A block of data:
§ §
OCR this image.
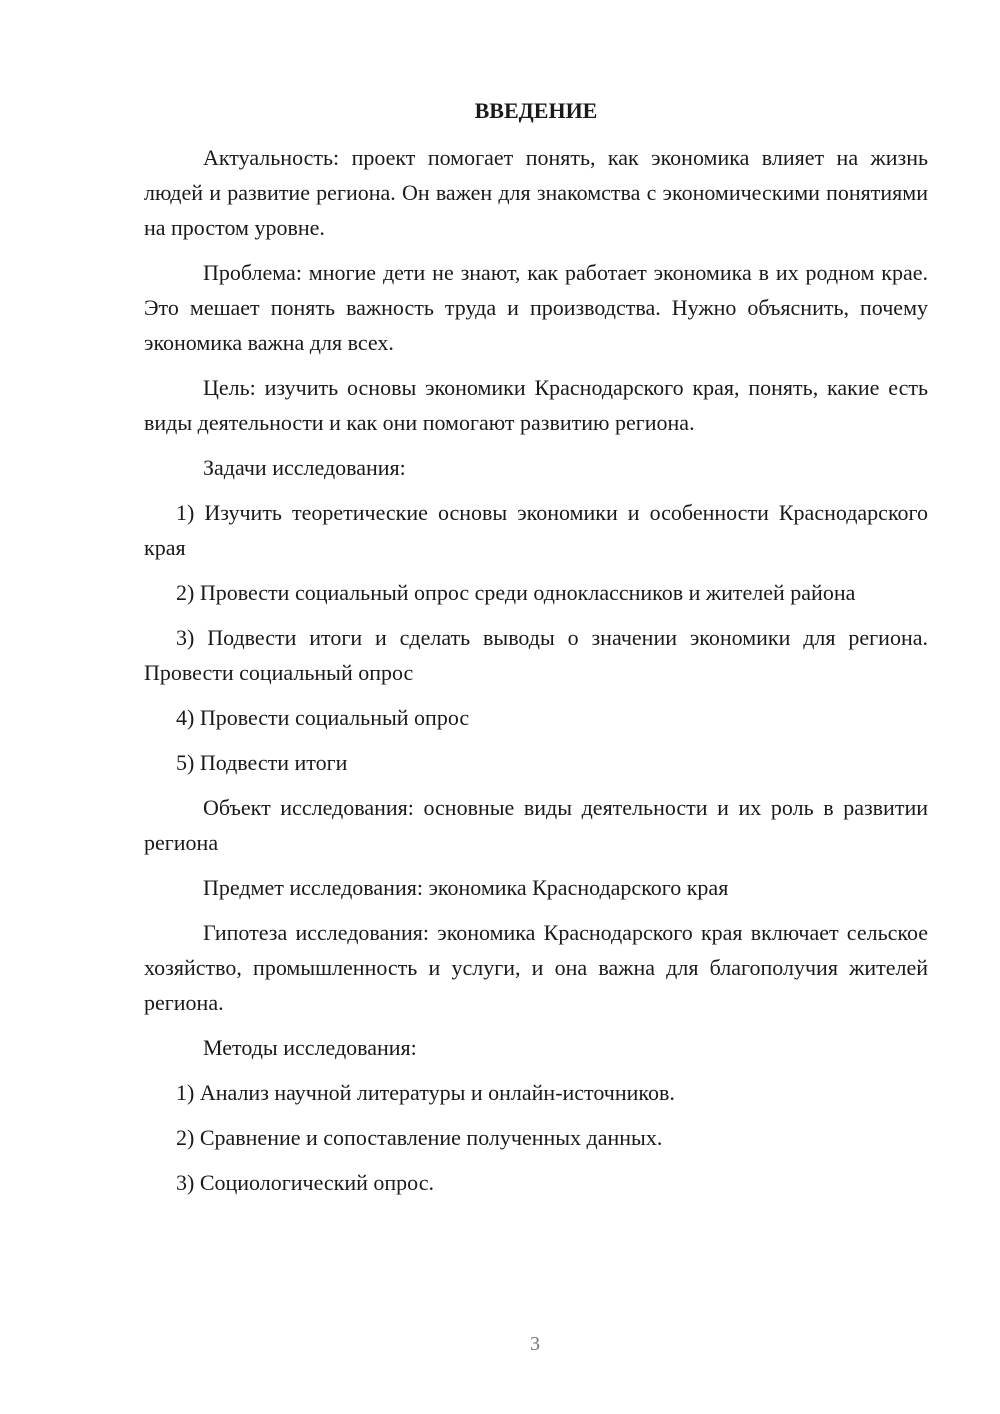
ВВЕДЕНИЕ

Актуальность: проект помогает понять, как экономика влияет на жизнь людей и развитие региона. Он важен для знакомства с экономическими понятиями на простом уровне.

Проблема: многие дети не знают, как работает экономика в их родном крае. Это мешает понять важность труда и производства. Нужно объяснить, почему экономика важна для всех.

Цель: изучить основы экономики Краснодарского края, понять, какие есть виды деятельности и как они помогают развитию региона.

Задачи исследования:

1) Изучить теоретические основы экономики и особенности Краснодарского края

2) Провести социальный опрос среди одноклассников и жителей района

3) Подвести итоги и сделать выводы о значении экономики для региона. Провести социальный опрос

4) Провести социальный опрос

5) Подвести итоги

Объект исследования: основные виды деятельности и их роль в развитии региона

Предмет исследования: экономика Краснодарского края

Гипотеза исследования: экономика Краснодарского края включает сельское хозяйство, промышленность и услуги, и она важна для благополучия жителей региона.

Методы исследования:

1) Анализ научной литературы и онлайн-источников.

2) Сравнение и сопоставление полученных данных.

3) Социологический опрос.

3
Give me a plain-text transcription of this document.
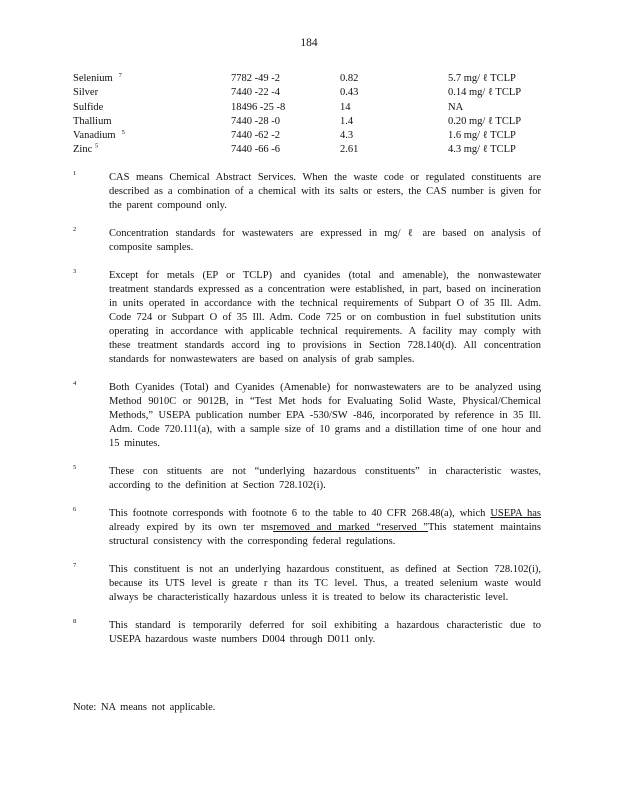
184
Selenium $^7$	7782 -49 -2	0.82	5.7 mg/ ℓ TCLP
Silver	7440 -22 -4	0.43	0.14 mg/ ℓ TCLP
Sulfide	18496 -25 -8	14	NA
Thallium	7440 -28 -0	1.4	0.20 mg/ ℓ TCLP
Vanadium $^5$	7440 -62 -2	4.3	1.6 mg/ ℓ TCLP
Zinc $^5$	7440 -66 -6	2.61	4.3 mg/ ℓ TCLP
1	CAS means Chemical Abstract Services. When the waste code or regulated constituents are described as a combination of a chemical with its salts or esters, the CAS number is given for the parent compound only.
2	Concentration standards for wastewaters are expressed in mg/ ℓ are based on analysis of composite samples.
3	Except for metals (EP or TCLP) and cyanides (total and amenable), the nonwastewater treatment standards expressed as a concentration were established, in part, based on incineration in units operated in accordance with the technical requirements of Subpart O of 35 Ill. Adm. Code 724 or Subpart O of 35 Ill. Adm. Code 725 or on combustion in fuel substitution units operating in accordance with applicable technical requirements. A facility may comply with these treatment standards accord ing to provisions in Section 728.140(d). All concentration standards for nonwastewaters are based on analysis of grab samples.
4	Both Cyanides (Total) and Cyanides (Amenable) for nonwastewaters are to be analyzed using Method 9010C or 9012B, in “Test Met hods for Evaluating Solid Waste, Physical/Chemical Methods,” USEPA publication number EPA -530/SW -846, incorporated by reference in 35 Ill. Adm. Code 720.111(a), with a sample size of 10 grams and a distillation time of one hour and 15 minutes.
5	These con stituents are not “underlying hazardous constituents” in characteristic wastes, according to the definition at Section 728.102(i).
6	This footnote corresponds with footnote 6 to the table to 40 CFR 268.48(a), which USEPA has already expired by its own ter msremoved and marked “reserved ”This statement maintains structural consistency with the corresponding federal regulations.
7	This constituent is not an underlying hazardous constituent, as defined at Section 728.102(i), because its UTS level is greate r than its TC level. Thus, a treated selenium waste would always be characteristically hazardous unless it is treated to below its characteristic level.
8	This standard is temporarily deferred for soil exhibiting a hazardous characteristic due to USEPA hazardous waste numbers D004 through D011 only.
Note: NA means not applicable.
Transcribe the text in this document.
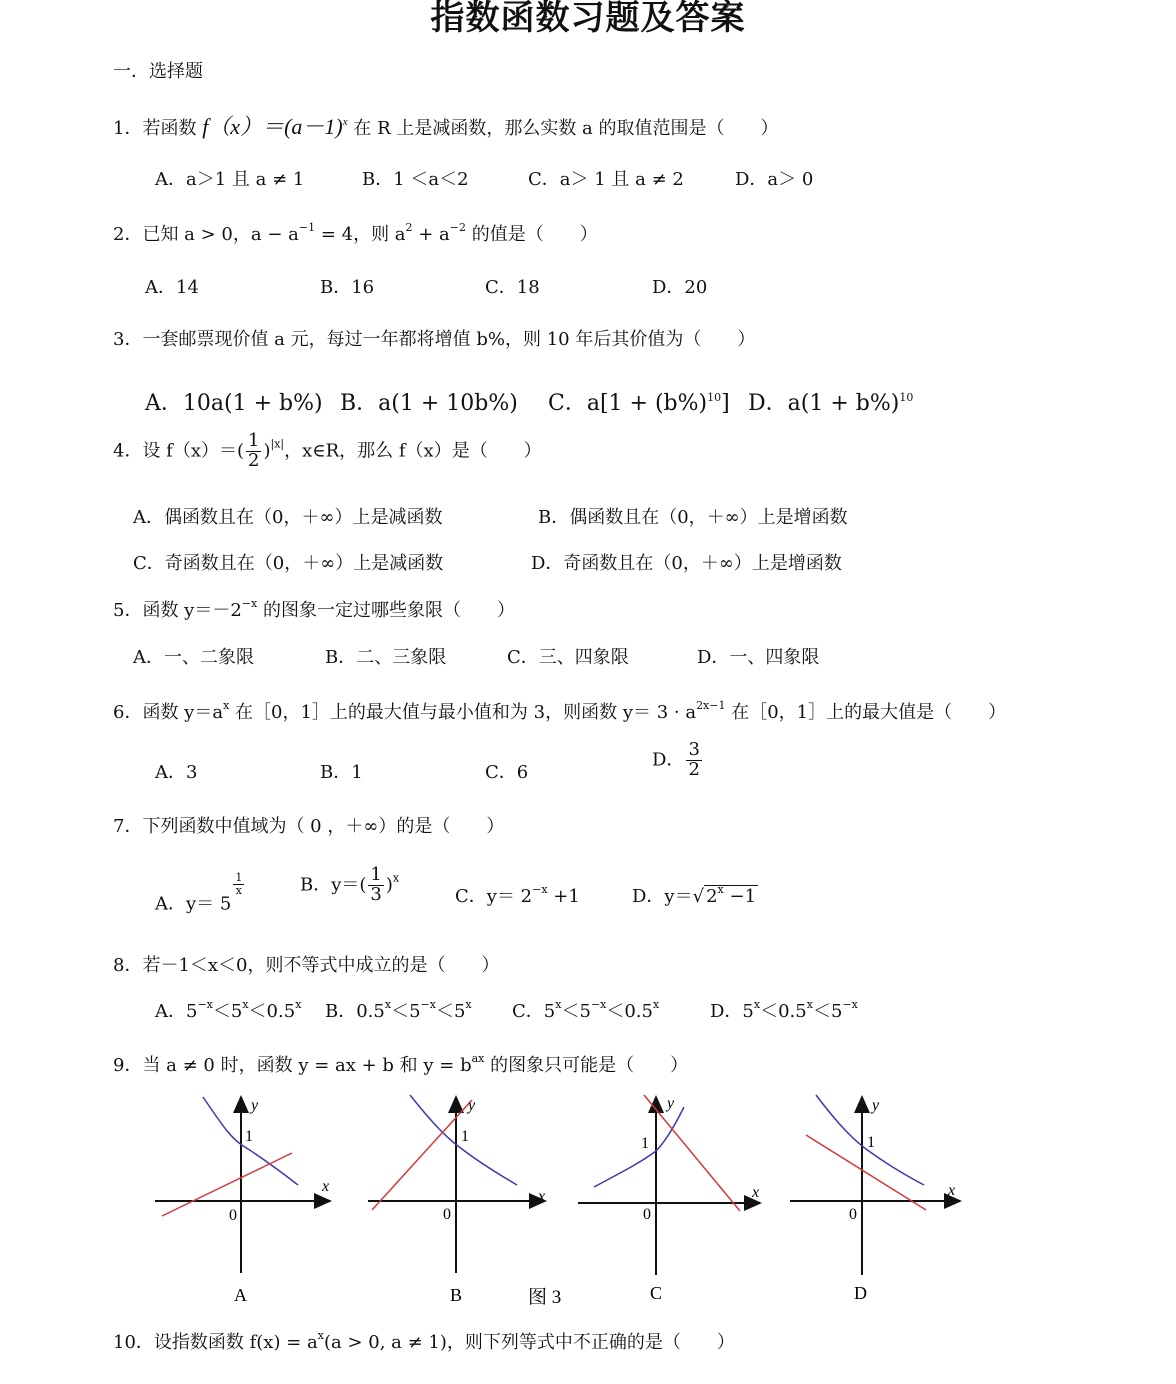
指数函数习题及答案
一．选择题
1．若函数 $f(x)=(a-1)^x$ 在 R 上是减函数，那么实数 a 的取值范围是（　　）
A．a＞1 且 a ≠ 1	B．1 ＜a＜2	C．a＞ 1 且 a ≠ 2	D．a＞ 0
2．已知 a > 0，$a - a^{-1} = 4$，则 $a^2 + a^{-2}$ 的值是（　　）
A．14	B．16	C．18	D．20
3．一套邮票现价值 a 元，每过一年都将增值 b%，则 10 年后其价值为（　　）
A．10a(1 + b%) B．a(1 + 10b%) C．$a[1 + (b\%)^{10}]$ D．$a(1 + b\%)^{10}$
4．设 $f(x)=( \frac{1}{2} )^{|x|}$，x∈R，那么 f（x）是（　　）
A．偶函数且在（0，＋∞）上是减函数	B．偶函数且在（0，＋∞）上是增函数
C．奇函数且在（0，＋∞）上是减函数	D．奇函数且在（0，＋∞）上是增函数
5．函数 $y=-2^{-x}$ 的图象一定过哪些象限（　　）
A．一、二象限	B．二、三象限	C．三、四象限	D．一、四象限
6．函数 $y=a^x$ 在［0，1］上的最大值与最小值和为 3，则函数 $y= 3 \cdot a^{2x-1}$ 在［0，1］上的最大值是（　　）
A．3	B．1	C．6
D． $\frac{3}{2}$
7．下列函数中值域为（ 0 ，＋∞）的是（　　）
A．y＝ 5
$\frac{1}{x}$	B．$y=( \frac{1}{3} )^x$
C．$y= 2^{-x} +1$	D．y＝√ $2^x -1$
8．若－1＜x＜0，则不等式中成立的是（　　）
A．$5^{-x}<5^x<0.5^x$ B．$0.5^x<5^{-x}<5^x$ C．$5^x<5^{-x}<0.5^x$	D．$5^x<0.5^x<5^{-x}$
9．当 a ≠ 0 时，函数 y = ax + b 和 $y = b^{ax}$ 的图象只可能是（　　）
x
y
0
1
A
x
y
0
1
B	图 3
x
y
0
1
C
x
y
0
1
D
10．设指数函数 $f(x) = a^x(a > 0$, a ≠ 1)，则下列等式中不正确的是（　　）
§ §
» **THE PROBLEM**
Find each line that has the word "Провести", then copy it out.

» **WRITTEN ANSWER**
2) Провести социальный опрос среди одноклассников и жителей района
3) Подвести итоги и сделать выводы о значении экономики для региона. Провести социальный опрос
4) Провести социальный опрос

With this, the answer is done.